*GIVEN EXERCISE:*
Reproduce the lines of the records verbatim, starting with the line that contains "cell-percent: 100% xyxy=(642,69,671,81)" and continuing through the line that contains "window-controls: – ◇ ✕ xyxy=(982,3,1020,13)", with both of those lines included.
begin
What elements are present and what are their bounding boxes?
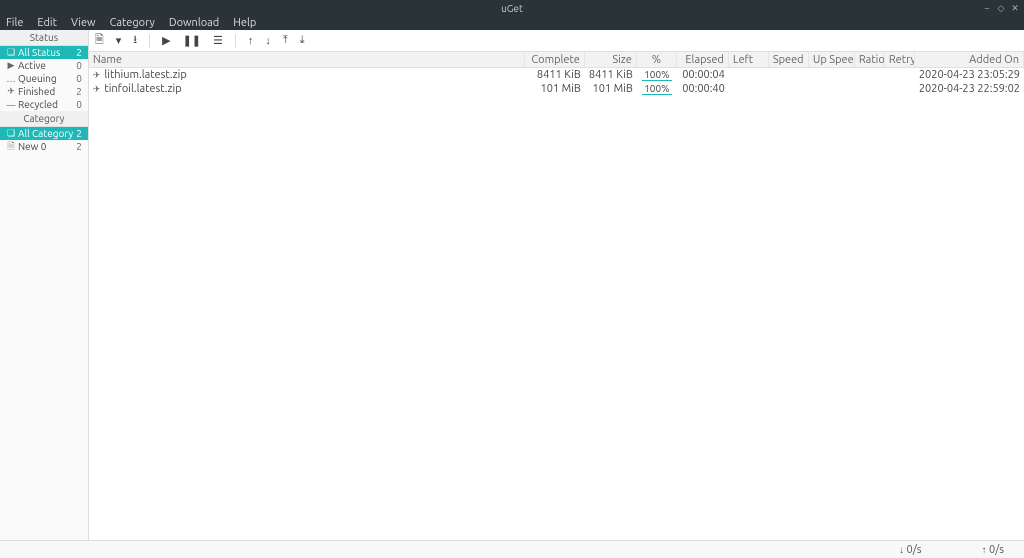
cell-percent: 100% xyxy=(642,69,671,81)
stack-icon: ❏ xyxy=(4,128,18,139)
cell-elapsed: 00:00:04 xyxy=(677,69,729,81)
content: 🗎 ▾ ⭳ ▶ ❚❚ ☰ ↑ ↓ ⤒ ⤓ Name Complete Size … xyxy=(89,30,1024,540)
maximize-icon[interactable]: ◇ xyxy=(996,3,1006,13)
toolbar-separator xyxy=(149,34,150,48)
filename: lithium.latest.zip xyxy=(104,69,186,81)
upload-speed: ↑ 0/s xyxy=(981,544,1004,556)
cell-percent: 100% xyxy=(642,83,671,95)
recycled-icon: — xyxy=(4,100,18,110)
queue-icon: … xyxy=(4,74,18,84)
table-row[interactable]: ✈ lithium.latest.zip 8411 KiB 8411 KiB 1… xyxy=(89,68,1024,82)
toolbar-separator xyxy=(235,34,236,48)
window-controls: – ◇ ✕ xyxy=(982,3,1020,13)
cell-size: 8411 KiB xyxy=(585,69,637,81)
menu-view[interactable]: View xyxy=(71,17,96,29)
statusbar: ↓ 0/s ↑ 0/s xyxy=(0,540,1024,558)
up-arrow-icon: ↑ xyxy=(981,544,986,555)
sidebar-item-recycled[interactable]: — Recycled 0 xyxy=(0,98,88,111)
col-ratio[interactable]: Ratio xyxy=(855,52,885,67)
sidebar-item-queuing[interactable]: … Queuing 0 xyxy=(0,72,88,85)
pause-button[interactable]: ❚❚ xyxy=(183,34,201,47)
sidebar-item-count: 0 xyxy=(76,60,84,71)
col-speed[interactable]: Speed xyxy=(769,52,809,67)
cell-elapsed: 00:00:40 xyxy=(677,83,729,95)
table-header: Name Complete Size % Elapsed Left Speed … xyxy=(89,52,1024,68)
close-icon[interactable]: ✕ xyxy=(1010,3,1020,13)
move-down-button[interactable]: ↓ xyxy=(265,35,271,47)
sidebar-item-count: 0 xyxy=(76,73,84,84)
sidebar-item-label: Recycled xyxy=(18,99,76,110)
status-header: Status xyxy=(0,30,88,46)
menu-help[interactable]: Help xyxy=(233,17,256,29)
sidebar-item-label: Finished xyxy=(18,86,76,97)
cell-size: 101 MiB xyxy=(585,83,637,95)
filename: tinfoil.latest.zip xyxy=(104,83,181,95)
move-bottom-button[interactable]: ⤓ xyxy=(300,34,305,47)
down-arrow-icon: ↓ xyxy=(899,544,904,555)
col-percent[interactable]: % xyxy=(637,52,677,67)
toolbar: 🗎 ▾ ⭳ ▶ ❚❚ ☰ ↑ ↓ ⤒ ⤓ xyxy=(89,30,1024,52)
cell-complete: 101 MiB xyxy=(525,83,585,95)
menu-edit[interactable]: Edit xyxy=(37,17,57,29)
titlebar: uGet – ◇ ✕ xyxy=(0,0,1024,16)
end
*FINAL RESULT:*
cell-percent: 100% xyxy=(642,69,671,81)
stack-icon: ❏ xyxy=(4,128,18,139)
cell-elapsed: 00:00:04 xyxy=(677,69,729,81)
content: 🗎 ▾ ⭳ ▶ ❚❚ ☰ ↑ ↓ ⤒ ⤓ Name Complete Size … xyxy=(89,30,1024,540)
maximize-icon[interactable]: ◇ xyxy=(996,3,1006,13)
toolbar-separator xyxy=(149,34,150,48)
filename: lithium.latest.zip xyxy=(104,69,186,81)
upload-speed: ↑ 0/s xyxy=(981,544,1004,556)
cell-percent: 100% xyxy=(642,83,671,95)
recycled-icon: — xyxy=(4,100,18,110)
queue-icon: … xyxy=(4,74,18,84)
table-row[interactable]: ✈ lithium.latest.zip 8411 KiB 8411 KiB 1… xyxy=(89,68,1024,82)
toolbar-separator xyxy=(235,34,236,48)
window-controls: – ◇ ✕ xyxy=(982,3,1020,13)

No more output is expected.